Records provided »
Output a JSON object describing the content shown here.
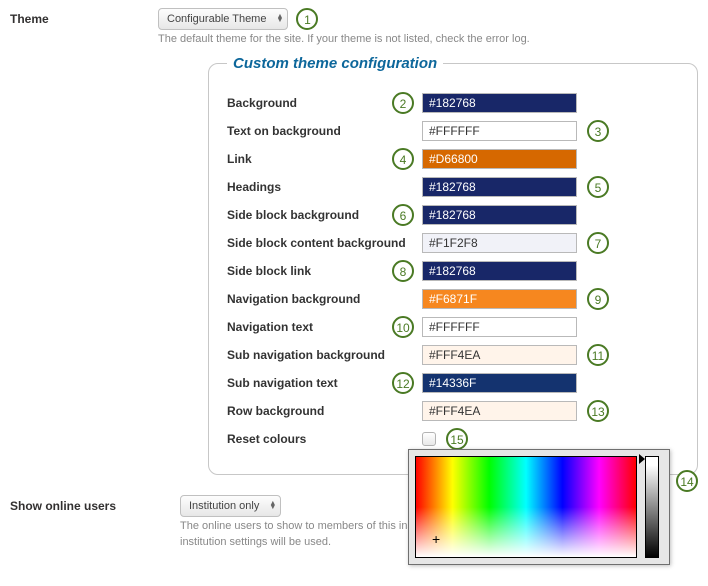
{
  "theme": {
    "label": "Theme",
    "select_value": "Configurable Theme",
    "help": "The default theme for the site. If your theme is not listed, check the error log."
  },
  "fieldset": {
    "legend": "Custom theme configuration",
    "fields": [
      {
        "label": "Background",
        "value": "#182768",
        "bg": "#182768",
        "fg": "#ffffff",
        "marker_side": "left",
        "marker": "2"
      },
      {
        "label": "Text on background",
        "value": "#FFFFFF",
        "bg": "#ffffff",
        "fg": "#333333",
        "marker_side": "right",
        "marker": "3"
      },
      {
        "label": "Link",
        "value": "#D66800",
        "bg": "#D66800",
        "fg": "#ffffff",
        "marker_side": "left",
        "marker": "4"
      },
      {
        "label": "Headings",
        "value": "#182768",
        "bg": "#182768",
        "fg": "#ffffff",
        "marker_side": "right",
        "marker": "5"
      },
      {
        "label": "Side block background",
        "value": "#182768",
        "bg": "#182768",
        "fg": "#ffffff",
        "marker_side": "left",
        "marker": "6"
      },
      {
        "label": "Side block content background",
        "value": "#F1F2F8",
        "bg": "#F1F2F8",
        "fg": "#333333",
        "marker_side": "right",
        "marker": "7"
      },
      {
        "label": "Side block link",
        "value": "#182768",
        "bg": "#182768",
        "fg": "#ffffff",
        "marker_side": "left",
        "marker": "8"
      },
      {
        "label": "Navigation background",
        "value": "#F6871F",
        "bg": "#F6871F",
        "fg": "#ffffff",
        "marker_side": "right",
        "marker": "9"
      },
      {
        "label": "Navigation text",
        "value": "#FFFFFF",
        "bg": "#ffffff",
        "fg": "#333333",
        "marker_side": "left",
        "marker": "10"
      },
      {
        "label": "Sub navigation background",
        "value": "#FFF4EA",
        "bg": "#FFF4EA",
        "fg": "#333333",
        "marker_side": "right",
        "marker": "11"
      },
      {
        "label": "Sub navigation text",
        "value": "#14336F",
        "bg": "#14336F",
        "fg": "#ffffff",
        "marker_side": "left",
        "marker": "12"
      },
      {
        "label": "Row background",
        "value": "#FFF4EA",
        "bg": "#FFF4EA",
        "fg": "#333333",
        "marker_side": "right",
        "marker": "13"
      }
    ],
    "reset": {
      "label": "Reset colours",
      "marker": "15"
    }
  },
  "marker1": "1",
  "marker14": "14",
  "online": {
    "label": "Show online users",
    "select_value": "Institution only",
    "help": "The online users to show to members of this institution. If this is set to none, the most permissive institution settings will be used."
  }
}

Problem to solve »
Copy each line containing the word "content" from the data.

Task output »
Output a JSON object describing the content shown here.
        "label": "Side block content background",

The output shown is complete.